## [Work instructions]
Quote each record exactly, please, leaving none out.
▬▬▬
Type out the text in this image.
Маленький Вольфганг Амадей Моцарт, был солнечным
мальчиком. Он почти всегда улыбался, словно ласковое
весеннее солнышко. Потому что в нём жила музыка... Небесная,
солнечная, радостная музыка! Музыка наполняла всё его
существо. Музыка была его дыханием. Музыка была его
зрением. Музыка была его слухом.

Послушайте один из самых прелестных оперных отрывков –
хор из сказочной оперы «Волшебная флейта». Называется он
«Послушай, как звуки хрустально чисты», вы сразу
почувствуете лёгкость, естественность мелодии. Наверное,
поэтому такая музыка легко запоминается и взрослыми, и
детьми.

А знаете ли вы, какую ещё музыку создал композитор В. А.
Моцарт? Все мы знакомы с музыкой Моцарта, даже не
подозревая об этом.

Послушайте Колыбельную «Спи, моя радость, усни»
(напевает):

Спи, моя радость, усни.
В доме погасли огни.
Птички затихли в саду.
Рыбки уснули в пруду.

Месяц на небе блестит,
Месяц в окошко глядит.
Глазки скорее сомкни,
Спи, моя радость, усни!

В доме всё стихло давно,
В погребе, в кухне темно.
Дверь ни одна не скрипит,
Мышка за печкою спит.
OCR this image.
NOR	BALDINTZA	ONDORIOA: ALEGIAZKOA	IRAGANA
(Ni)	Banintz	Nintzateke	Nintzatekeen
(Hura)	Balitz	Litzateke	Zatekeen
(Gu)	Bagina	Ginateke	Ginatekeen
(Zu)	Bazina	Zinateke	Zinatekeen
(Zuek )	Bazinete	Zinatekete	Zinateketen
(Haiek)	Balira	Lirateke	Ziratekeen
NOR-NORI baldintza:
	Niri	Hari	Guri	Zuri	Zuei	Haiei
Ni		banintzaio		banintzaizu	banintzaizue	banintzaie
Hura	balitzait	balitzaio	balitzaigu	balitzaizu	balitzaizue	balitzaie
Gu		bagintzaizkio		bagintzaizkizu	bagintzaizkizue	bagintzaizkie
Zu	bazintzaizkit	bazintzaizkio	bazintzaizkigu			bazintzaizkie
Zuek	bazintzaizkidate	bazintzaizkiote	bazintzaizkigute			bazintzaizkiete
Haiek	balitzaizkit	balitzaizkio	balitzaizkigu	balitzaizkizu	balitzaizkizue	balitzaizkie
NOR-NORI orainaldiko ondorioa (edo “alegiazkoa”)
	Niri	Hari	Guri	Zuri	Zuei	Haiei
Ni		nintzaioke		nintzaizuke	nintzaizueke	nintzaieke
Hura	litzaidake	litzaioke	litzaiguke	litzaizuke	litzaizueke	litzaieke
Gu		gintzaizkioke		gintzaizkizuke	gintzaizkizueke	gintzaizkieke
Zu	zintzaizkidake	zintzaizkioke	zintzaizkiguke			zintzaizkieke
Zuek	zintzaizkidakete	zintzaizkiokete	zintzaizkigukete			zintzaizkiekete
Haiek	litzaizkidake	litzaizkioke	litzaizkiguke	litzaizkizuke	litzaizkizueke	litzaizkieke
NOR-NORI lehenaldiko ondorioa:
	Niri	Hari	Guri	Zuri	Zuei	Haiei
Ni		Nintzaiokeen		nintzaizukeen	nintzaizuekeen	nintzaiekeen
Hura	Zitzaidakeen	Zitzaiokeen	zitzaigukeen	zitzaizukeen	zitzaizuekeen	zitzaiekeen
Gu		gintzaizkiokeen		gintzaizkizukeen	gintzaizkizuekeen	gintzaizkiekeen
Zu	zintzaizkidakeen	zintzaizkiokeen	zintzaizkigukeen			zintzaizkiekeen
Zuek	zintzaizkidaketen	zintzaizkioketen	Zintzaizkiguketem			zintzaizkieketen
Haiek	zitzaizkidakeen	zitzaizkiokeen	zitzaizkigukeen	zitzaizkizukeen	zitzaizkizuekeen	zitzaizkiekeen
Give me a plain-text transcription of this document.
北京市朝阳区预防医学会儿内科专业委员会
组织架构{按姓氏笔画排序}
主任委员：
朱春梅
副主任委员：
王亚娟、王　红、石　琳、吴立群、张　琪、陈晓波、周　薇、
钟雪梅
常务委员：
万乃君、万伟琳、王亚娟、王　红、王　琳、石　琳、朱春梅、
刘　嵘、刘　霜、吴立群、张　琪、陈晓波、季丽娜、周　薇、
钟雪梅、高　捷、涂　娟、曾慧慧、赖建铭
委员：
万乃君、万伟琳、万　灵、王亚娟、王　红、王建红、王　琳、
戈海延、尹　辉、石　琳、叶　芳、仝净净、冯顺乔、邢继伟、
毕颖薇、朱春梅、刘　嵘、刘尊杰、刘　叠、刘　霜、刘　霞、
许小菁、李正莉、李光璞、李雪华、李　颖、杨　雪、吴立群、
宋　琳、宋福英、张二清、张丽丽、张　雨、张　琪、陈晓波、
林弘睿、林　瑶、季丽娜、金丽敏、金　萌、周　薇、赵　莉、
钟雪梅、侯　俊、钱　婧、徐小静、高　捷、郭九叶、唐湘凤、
▬▬▬
## [Exercise result]
Type out the text in this image.
Маленький Вольфганг Амадей Моцарт, был солнечным
мальчиком. Он почти всегда улыбался, словно ласковое
весеннее солнышко. Потому что в нём жила музыка... Небесная,
солнечная, радостная музыка! Музыка наполняла всё его
существо. Музыка была его дыханием. Музыка была его
зрением. Музыка была его слухом.

Послушайте один из самых прелестных оперных отрывков –
хор из сказочной оперы «Волшебная флейта». Называется он
«Послушай, как звуки хрустально чисты», вы сразу
почувствуете лёгкость, естественность мелодии. Наверное,
поэтому такая музыка легко запоминается и взрослыми, и
детьми.

А знаете ли вы, какую ещё музыку создал композитор В. А.
Моцарт? Все мы знакомы с музыкой Моцарта, даже не
подозревая об этом.

Послушайте Колыбельную «Спи, моя радость, усни»
(напевает):

Спи, моя радость, усни.
В доме погасли огни.
Птички затихли в саду.
Рыбки уснули в пруду.

Месяц на небе блестит,
Месяц в окошко глядит.
Глазки скорее сомкни,
Спи, моя радость, усни!

В доме всё стихло давно,
В погребе, в кухне темно.
Дверь ни одна не скрипит,
Мышка за печкою спит.
OCR this image.
NOR	BALDINTZA	ONDORIOA: ALEGIAZKOA	IRAGANA
(Ni)	Banintz	Nintzateke	Nintzatekeen
(Hura)	Balitz	Litzateke	Zatekeen
(Gu)	Bagina	Ginateke	Ginatekeen
(Zu)	Bazina	Zinateke	Zinatekeen
(Zuek )	Bazinete	Zinatekete	Zinateketen
(Haiek)	Balira	Lirateke	Ziratekeen
NOR-NORI baldintza:
	Niri	Hari	Guri	Zuri	Zuei	Haiei
Ni		banintzaio		banintzaizu	banintzaizue	banintzaie
Hura	balitzait	balitzaio	balitzaigu	balitzaizu	balitzaizue	balitzaie
Gu		bagintzaizkio		bagintzaizkizu	bagintzaizkizue	bagintzaizkie
Zu	bazintzaizkit	bazintzaizkio	bazintzaizkigu			bazintzaizkie
Zuek	bazintzaizkidate	bazintzaizkiote	bazintzaizkigute			bazintzaizkiete
Haiek	balitzaizkit	balitzaizkio	balitzaizkigu	balitzaizkizu	balitzaizkizue	balitzaizkie
NOR-NORI orainaldiko ondorioa (edo “alegiazkoa”)
	Niri	Hari	Guri	Zuri	Zuei	Haiei
Ni		nintzaioke		nintzaizuke	nintzaizueke	nintzaieke
Hura	litzaidake	litzaioke	litzaiguke	litzaizuke	litzaizueke	litzaieke
Gu		gintzaizkioke		gintzaizkizuke	gintzaizkizueke	gintzaizkieke
Zu	zintzaizkidake	zintzaizkioke	zintzaizkiguke			zintzaizkieke
Zuek	zintzaizkidakete	zintzaizkiokete	zintzaizkigukete			zintzaizkiekete
Haiek	litzaizkidake	litzaizkioke	litzaizkiguke	litzaizkizuke	litzaizkizueke	litzaizkieke
NOR-NORI lehenaldiko ondorioa:
	Niri	Hari	Guri	Zuri	Zuei	Haiei
Ni		Nintzaiokeen		nintzaizukeen	nintzaizuekeen	nintzaiekeen
Hura	Zitzaidakeen	Zitzaiokeen	zitzaigukeen	zitzaizukeen	zitzaizuekeen	zitzaiekeen
Gu		gintzaizkiokeen		gintzaizkizukeen	gintzaizkizuekeen	gintzaizkiekeen
Zu	zintzaizkidakeen	zintzaizkiokeen	zintzaizkigukeen			zintzaizkiekeen
Zuek	zintzaizkidaketen	zintzaizkioketen	Zintzaizkiguketem			zintzaizkieketen
Haiek	zitzaizkidakeen	zitzaizkiokeen	zitzaizkigukeen	zitzaizkizukeen	zitzaizkizuekeen	zitzaizkiekeen
Give me a plain-text transcription of this document.
北京市朝阳区预防医学会儿内科专业委员会
组织架构{按姓氏笔画排序}
主任委员：
朱春梅
副主任委员：
王亚娟、王　红、石　琳、吴立群、张　琪、陈晓波、周　薇、
钟雪梅
常务委员：
万乃君、万伟琳、王亚娟、王　红、王　琳、石　琳、朱春梅、
刘　嵘、刘　霜、吴立群、张　琪、陈晓波、季丽娜、周　薇、
钟雪梅、高　捷、涂　娟、曾慧慧、赖建铭
委员：
万乃君、万伟琳、万　灵、王亚娟、王　红、王建红、王　琳、
戈海延、尹　辉、石　琳、叶　芳、仝净净、冯顺乔、邢继伟、
毕颖薇、朱春梅、刘　嵘、刘尊杰、刘　叠、刘　霜、刘　霞、
许小菁、李正莉、李光璞、李雪华、李　颖、杨　雪、吴立群、
宋　琳、宋福英、张二清、张丽丽、张　雨、张　琪、陈晓波、
林弘睿、林　瑶、季丽娜、金丽敏、金　萌、周　薇、赵　莉、
钟雪梅、侯　俊、钱　婧、徐小静、高　捷、郭九叶、唐湘凤、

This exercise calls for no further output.